• **Texto de referencia**:
Hoy nos encontramos en una situación que calificaría como la de las tres injusticias: el dramático aumento de la diferencia social y de prosperidad entre las categorías más ricas y más pobres en las sociedades desarrolladas; esa misma diferencia creciente en las sociedades de los países pobres y, por último, la diferencia de niveles de crecimiento y bienestar medio entre los países ricos y pobres. No nos podemos resignar frente a esta situación sin haber hecho cuanto esté en nuestras manos para reducir las desigualdades, promoviendo reformas que permitan a nuestras sociedades hacerse más abiertas, más justas y más comprensivas. Por todo ello, aun condenando de forma absoluta la violencia, no podemos menospreciar una protesta que refleja un malestar real y difuso que en sí mismo no puede ni debe ser ignorado.

• **Líneas de datos**:

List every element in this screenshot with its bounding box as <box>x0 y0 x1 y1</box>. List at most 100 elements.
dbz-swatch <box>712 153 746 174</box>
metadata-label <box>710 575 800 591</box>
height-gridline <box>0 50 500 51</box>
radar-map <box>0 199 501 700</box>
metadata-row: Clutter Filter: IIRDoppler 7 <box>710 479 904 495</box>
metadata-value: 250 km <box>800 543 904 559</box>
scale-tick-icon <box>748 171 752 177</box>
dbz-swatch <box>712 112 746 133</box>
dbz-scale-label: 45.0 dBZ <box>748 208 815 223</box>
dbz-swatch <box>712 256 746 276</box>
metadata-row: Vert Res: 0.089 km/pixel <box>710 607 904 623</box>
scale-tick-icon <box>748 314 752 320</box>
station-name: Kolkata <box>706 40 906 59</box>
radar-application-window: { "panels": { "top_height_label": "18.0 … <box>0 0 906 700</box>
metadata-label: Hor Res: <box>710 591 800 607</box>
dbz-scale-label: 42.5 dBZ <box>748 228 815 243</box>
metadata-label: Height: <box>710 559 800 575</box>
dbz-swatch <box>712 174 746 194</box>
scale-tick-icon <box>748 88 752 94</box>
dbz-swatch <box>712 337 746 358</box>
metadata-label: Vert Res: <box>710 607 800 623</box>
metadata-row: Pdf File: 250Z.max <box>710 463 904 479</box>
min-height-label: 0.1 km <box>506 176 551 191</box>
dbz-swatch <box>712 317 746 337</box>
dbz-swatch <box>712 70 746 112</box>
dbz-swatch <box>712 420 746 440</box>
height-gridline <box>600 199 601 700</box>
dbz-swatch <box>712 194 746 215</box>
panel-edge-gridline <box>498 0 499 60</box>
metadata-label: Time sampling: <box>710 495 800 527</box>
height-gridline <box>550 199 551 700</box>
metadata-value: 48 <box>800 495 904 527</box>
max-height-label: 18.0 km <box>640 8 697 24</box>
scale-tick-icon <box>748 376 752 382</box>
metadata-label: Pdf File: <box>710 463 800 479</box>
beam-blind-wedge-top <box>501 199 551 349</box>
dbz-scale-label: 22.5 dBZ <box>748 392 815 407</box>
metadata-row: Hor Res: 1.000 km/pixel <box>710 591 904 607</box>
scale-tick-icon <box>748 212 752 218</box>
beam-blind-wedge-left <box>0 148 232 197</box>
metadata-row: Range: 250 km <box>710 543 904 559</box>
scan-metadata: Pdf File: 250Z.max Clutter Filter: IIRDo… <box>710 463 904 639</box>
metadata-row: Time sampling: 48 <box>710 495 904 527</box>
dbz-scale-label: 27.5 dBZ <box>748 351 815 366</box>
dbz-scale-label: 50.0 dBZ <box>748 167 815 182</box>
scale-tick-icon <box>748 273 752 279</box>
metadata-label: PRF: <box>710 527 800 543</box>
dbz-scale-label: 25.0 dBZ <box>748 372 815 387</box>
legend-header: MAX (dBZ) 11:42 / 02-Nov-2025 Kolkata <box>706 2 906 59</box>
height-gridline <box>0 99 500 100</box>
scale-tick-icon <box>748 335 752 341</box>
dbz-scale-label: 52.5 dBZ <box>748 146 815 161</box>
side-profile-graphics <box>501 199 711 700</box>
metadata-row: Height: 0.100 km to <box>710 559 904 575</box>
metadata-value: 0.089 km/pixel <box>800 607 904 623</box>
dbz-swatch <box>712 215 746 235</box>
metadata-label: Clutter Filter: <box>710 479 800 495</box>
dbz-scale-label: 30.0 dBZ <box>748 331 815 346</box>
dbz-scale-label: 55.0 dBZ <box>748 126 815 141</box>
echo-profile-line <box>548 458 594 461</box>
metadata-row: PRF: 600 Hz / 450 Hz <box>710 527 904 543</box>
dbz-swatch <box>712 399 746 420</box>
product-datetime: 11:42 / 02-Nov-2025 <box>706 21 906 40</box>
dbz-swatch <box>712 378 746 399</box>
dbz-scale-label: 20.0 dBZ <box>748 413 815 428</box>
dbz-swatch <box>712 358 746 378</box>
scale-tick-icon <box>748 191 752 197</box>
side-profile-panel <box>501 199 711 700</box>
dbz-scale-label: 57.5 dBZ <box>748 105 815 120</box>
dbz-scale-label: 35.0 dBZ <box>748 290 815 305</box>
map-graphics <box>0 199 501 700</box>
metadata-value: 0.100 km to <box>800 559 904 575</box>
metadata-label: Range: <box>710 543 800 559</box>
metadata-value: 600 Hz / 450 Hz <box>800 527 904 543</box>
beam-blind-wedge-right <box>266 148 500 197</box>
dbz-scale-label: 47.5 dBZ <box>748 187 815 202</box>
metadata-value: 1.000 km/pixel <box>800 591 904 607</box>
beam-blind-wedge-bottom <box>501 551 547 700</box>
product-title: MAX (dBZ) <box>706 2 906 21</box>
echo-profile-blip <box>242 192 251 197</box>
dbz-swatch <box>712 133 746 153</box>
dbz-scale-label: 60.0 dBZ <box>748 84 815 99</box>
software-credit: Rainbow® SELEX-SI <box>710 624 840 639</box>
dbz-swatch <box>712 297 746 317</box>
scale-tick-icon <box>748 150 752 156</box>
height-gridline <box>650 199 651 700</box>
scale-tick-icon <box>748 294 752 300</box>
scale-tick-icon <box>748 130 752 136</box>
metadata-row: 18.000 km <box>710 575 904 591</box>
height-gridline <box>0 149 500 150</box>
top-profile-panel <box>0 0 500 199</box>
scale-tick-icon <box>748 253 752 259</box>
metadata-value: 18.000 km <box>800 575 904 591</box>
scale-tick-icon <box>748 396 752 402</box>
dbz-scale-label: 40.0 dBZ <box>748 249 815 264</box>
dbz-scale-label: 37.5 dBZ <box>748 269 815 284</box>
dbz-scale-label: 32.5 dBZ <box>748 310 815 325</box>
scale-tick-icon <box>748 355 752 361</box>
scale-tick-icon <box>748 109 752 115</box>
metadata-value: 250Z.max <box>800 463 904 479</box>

• **Actividad propuesta**: Prosigue el texto sobre las tres injusticias a partir de su última oración. Las líneas de datos no tienen relación con el texto de referencia.

• **Respuesta**:
El profundo disentimiento al origen de dichas protestas encuentra su expresión, a menudo confusa, de mil maneras, desde la lucha contra la pobreza hasta la protección del medio ambiente, pasando por la defensa de la cultura local o la oposición al dumping social. Esta extrema diversidad de objetivos no debe impedirnos ver el verdadero origen del problema, es decir, la profunda insatisfacción ante los niveles de justicia y de participación en la sociedad.

El problema de la pobreza en el mundo no se resuelve con menos globalización, bien al contrario. No es casual que las sociedades más marginales y pobres del mundo sean, no las activas en la globalización, sino las olvidadas por ella. En efecto, la alternativa a la globalización es el bilateralismo en el que a menudo todo queda a expensas de la buena voluntad del más fuerte. Es éste uno de los aspectos decisivos del problema.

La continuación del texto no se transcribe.